## Dataset excerpt
%%
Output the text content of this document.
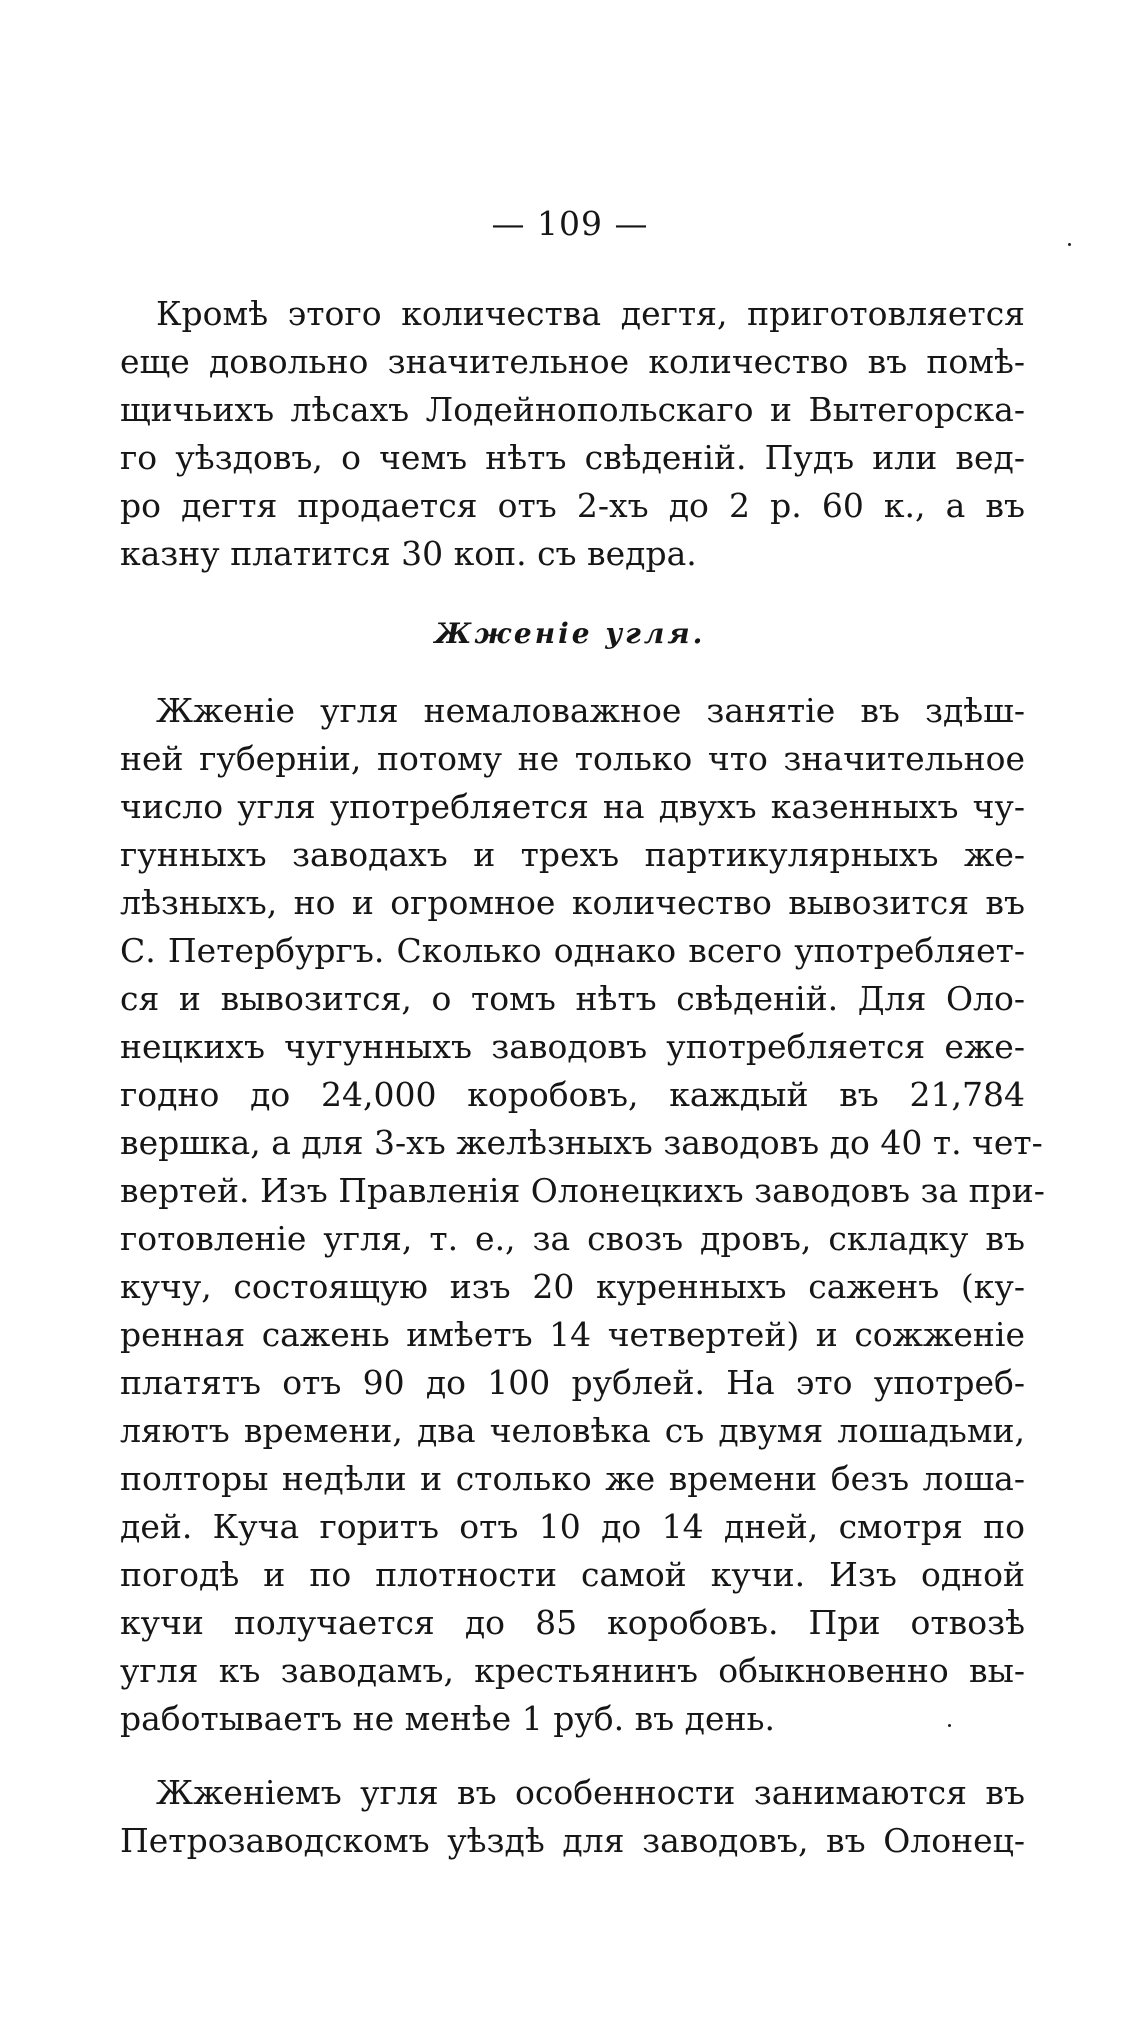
— 109 —
Кромѣ этого количества дегтя, приготовляется
еще довольно значительное количество въ помѣ-
щичьихъ лѣсахъ Лодейнопольскаго и Вытегорска-
го уѣздовъ, о чемъ нѣтъ свѣденій. Пудъ или вед-
ро дегтя продается отъ 2-хъ до 2 р. 60 к., а въ
казну платится 30 коп. съ ведра.
Жженіе угля.
Жженіе угля немаловажное занятіе въ здѣш-
ней губерніи, потому не только что значительное
число угля употребляется на двухъ казенныхъ чу-
гунныхъ заводахъ и трехъ партикулярныхъ же-
лѣзныхъ, но и огромное количество вывозится въ
С. Петербургъ. Сколько однако всего употребляет-
ся и вывозится, о томъ нѣтъ свѣденій. Для Оло-
нецкихъ чугунныхъ заводовъ употребляется еже-
годно до 24,000 коробовъ, каждый въ 21,784
вершка, а для 3-хъ желѣзныхъ заводовъ до 40 т. чет-
вертей. Изъ Правленія Олонецкихъ заводовъ за при-
готовленіе угля, т. е., за свозъ дровъ, складку въ
кучу, состоящую изъ 20 куренныхъ саженъ (ку-
ренная сажень имѣетъ 14 четвертей) и сожженіе
платятъ отъ 90 до 100 рублей. На это употреб-
ляютъ времени, два человѣка съ двумя лошадьми,
полторы недѣли и столько же времени безъ лоша-
дей. Куча горитъ отъ 10 до 14 дней, смотря по
погодѣ и по плотности самой кучи. Изъ одной
кучи получается до 85 коробовъ. При отвозѣ
угля къ заводамъ, крестьянинъ обыкновенно вы-
работываетъ не менѣе 1 руб. въ день.
Жженіемъ угля въ особенности занимаются въ
Петрозаводскомъ уѣздѣ для заводовъ, въ Олонец-
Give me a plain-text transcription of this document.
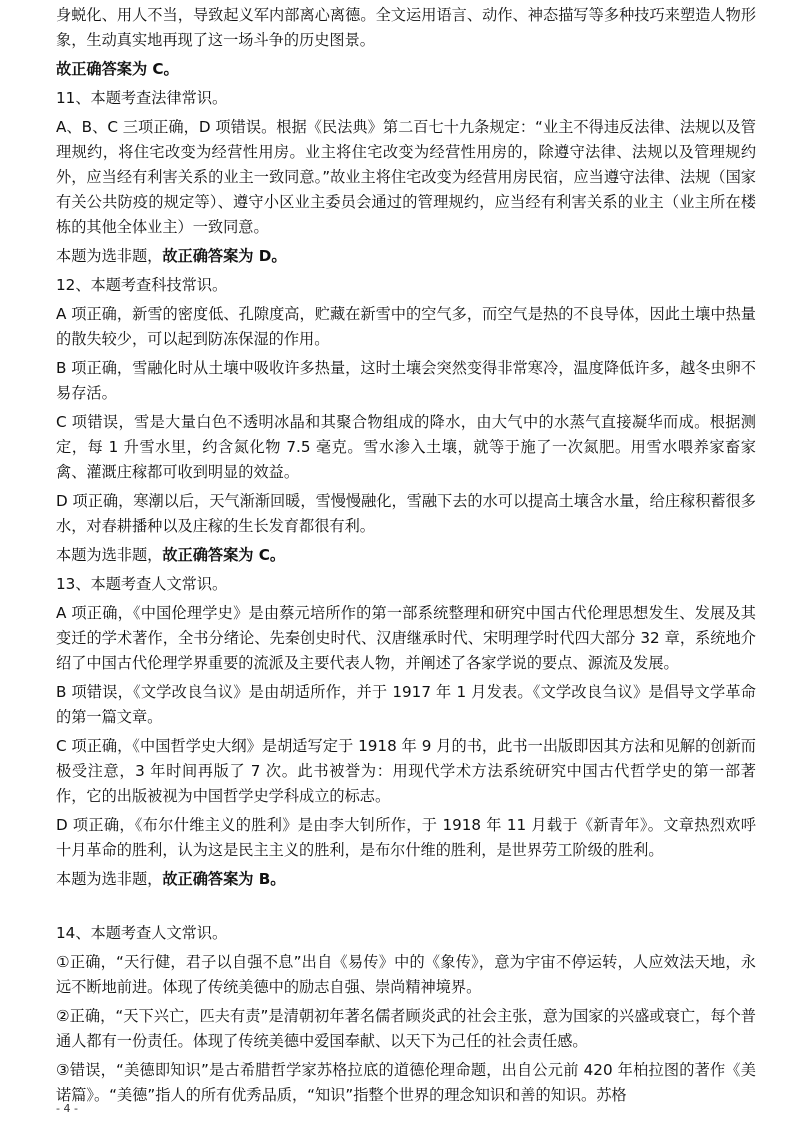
身蜕化、用人不当，导致起义军内部离心离德。全文运用语言、动作、神态描写等多种技巧来塑造人物形象，生动真实地再现了这一场斗争的历史图景。

故正确答案为 C。

11、本题考查法律常识。

A、B、C 三项正确，D 项错误。根据《民法典》第二百七十九条规定：“业主不得违反法律、法规以及管理规约，将住宅改变为经营性用房。业主将住宅改变为经营性用房的，除遵守法律、法规以及管理规约外，应当经有利害关系的业主一致同意。”故业主将住宅改变为经营用房民宿，应当遵守法律、法规（国家有关公共防疫的规定等）、遵守小区业主委员会通过的管理规约，应当经有利害关系的业主（业主所在楼栋的其他全体业主）一致同意。

本题为选非题，故正确答案为 D。

12、本题考查科技常识。

A 项正确，新雪的密度低、孔隙度高，贮藏在新雪中的空气多，而空气是热的不良导体，因此土壤中热量的散失较少，可以起到防冻保湿的作用。

B 项正确，雪融化时从土壤中吸收许多热量，这时土壤会突然变得非常寒冷，温度降低许多，越冬虫卵不易存活。

C 项错误，雪是大量白色不透明冰晶和其聚合物组成的降水，由大气中的水蒸气直接凝华而成。根据测定，每 1 升雪水里，约含氮化物 7.5 毫克。雪水渗入土壤，就等于施了一次氮肥。用雪水喂养家畜家禽、灌溉庄稼都可收到明显的效益。

D 项正确，寒潮以后，天气渐渐回暖，雪慢慢融化，雪融下去的水可以提高土壤含水量，给庄稼积蓄很多水，对春耕播种以及庄稼的生长发育都很有利。

本题为选非题，故正确答案为 C。

13、本题考查人文常识。

A 项正确，《中国伦理学史》是由蔡元培所作的第一部系统整理和研究中国古代伦理思想发生、发展及其变迁的学术著作，全书分绪论、先秦创史时代、汉唐继承时代、宋明理学时代四大部分 32 章，系统地介绍了中国古代伦理学界重要的流派及主要代表人物，并阐述了各家学说的要点、源流及发展。

B 项错误，《文学改良刍议》是由胡适所作，并于 1917 年 1 月发表。《文学改良刍议》是倡导文学革命的第一篇文章。

C 项正确，《中国哲学史大纲》是胡适写定于 1918 年 9 月的书，此书一出版即因其方法和见解的创新而极受注意，3 年时间再版了 7 次。此书被誉为：用现代学术方法系统研究中国古代哲学史的第一部著作，它的出版被视为中国哲学史学科成立的标志。

D 项正确，《布尔什维主义的胜利》是由李大钊所作，于 1918 年 11 月载于《新青年》。文章热烈欢呼十月革命的胜利，认为这是民主主义的胜利，是布尔什维的胜利，是世界劳工阶级的胜利。

本题为选非题，故正确答案为 B。

14、本题考查人文常识。

①正确，“天行健，君子以自强不息”出自《易传》中的《象传》，意为宇宙不停运转，人应效法天地，永远不断地前进。体现了传统美德中的励志自强、崇尚精神境界。

②正确，“天下兴亡，匹夫有责”是清朝初年著名儒者顾炎武的社会主张，意为国家的兴盛或衰亡，每个普通人都有一份责任。体现了传统美德中爱国奉献、以天下为己任的社会责任感。

③错误，“美德即知识”是古希腊哲学家苏格拉底的道德伦理命题，出自公元前 420 年柏拉图的著作《美诺篇》。“美德”指人的所有优秀品质，“知识”指整个世界的理念知识和善的知识。苏格

- 4 -
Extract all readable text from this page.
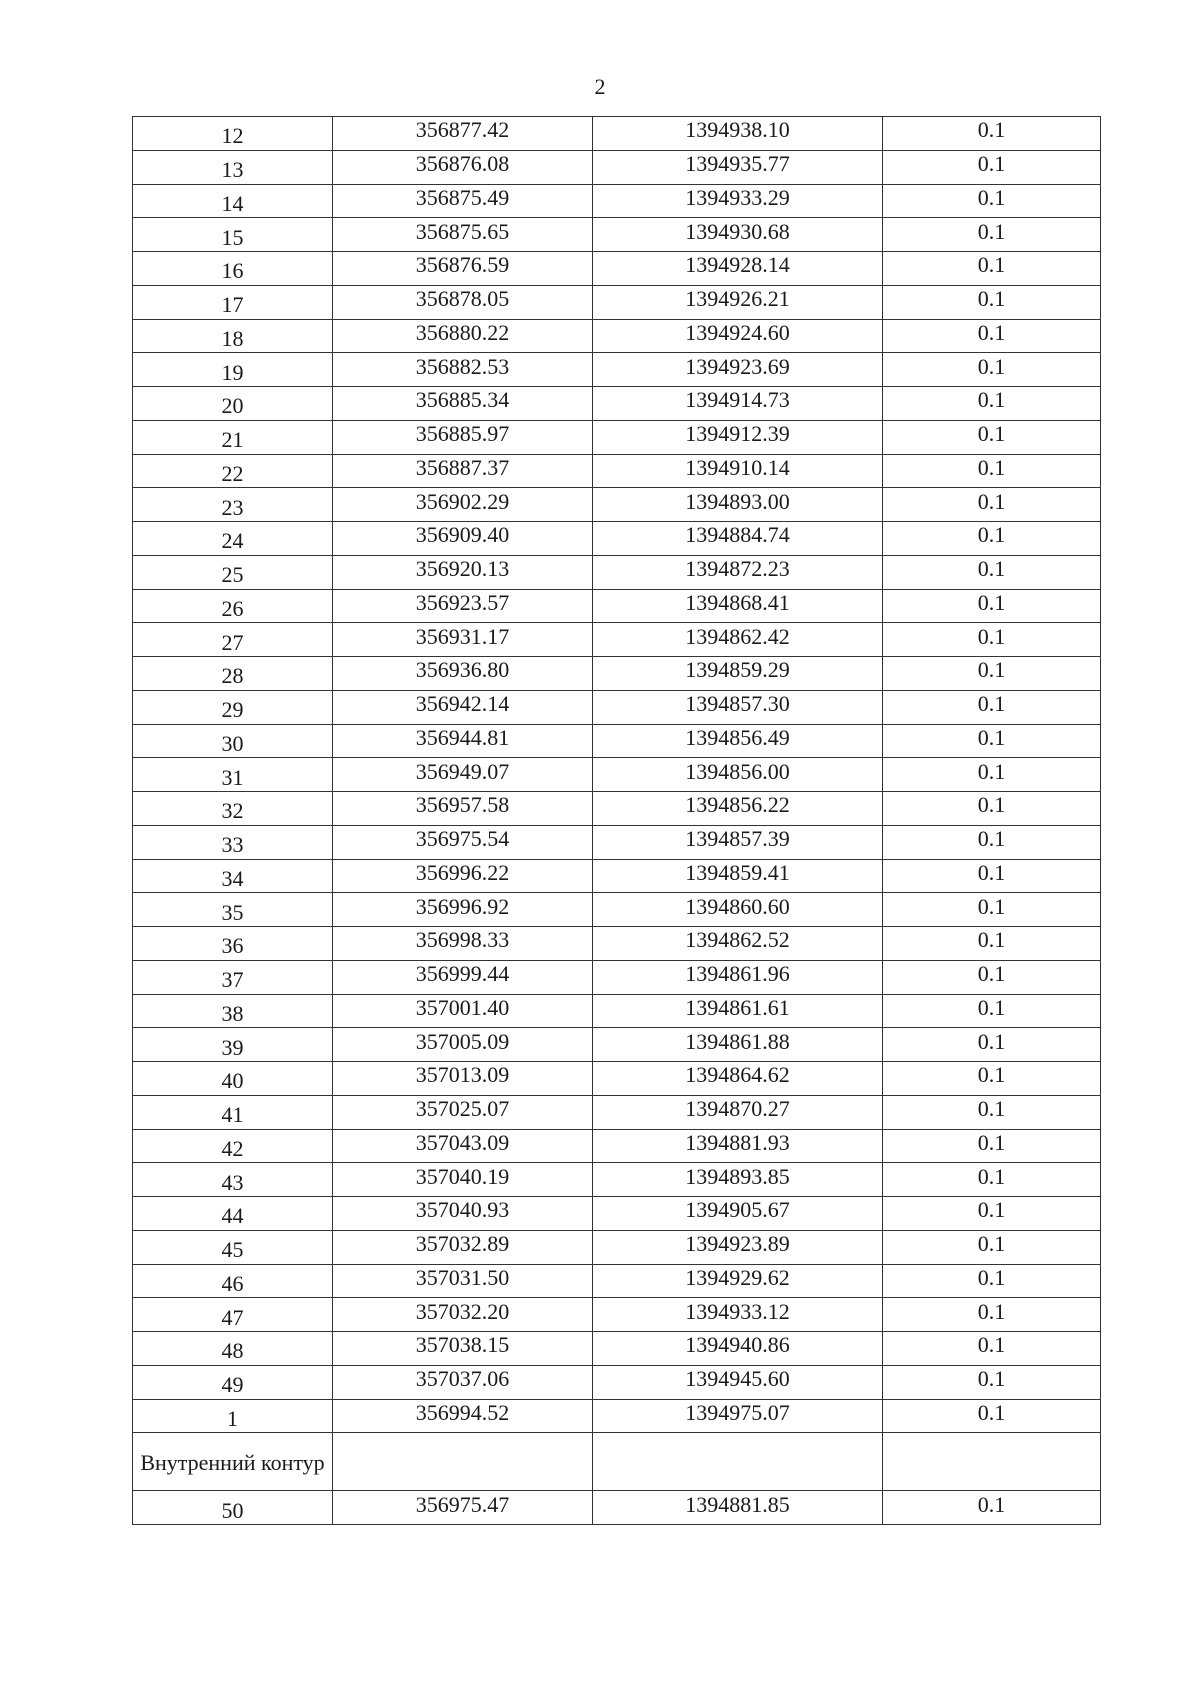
2
12	356877.42	1394938.10	0.1
13	356876.08	1394935.77	0.1
14	356875.49	1394933.29	0.1
15	356875.65	1394930.68	0.1
16	356876.59	1394928.14	0.1
17	356878.05	1394926.21	0.1
18	356880.22	1394924.60	0.1
19	356882.53	1394923.69	0.1
20	356885.34	1394914.73	0.1
21	356885.97	1394912.39	0.1
22	356887.37	1394910.14	0.1
23	356902.29	1394893.00	0.1
24	356909.40	1394884.74	0.1
25	356920.13	1394872.23	0.1
26	356923.57	1394868.41	0.1
27	356931.17	1394862.42	0.1
28	356936.80	1394859.29	0.1
29	356942.14	1394857.30	0.1
30	356944.81	1394856.49	0.1
31	356949.07	1394856.00	0.1
32	356957.58	1394856.22	0.1
33	356975.54	1394857.39	0.1
34	356996.22	1394859.41	0.1
35	356996.92	1394860.60	0.1
36	356998.33	1394862.52	0.1
37	356999.44	1394861.96	0.1
38	357001.40	1394861.61	0.1
39	357005.09	1394861.88	0.1
40	357013.09	1394864.62	0.1
41	357025.07	1394870.27	0.1
42	357043.09	1394881.93	0.1
43	357040.19	1394893.85	0.1
44	357040.93	1394905.67	0.1
45	357032.89	1394923.89	0.1
46	357031.50	1394929.62	0.1
47	357032.20	1394933.12	0.1
48	357038.15	1394940.86	0.1
49	357037.06	1394945.60	0.1
1	356994.52	1394975.07	0.1
Внутренний контур			
50	356975.47	1394881.85	0.1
%%
## Written task
Filter the listing above for the string "нѣтъ" and copy every matching line.

## Solution to the problem
го уѣздовъ, о чемъ нѣтъ свѣденій. Пудъ или вед-
ся и вывозится, о томъ нѣтъ свѣденій. Для Оло-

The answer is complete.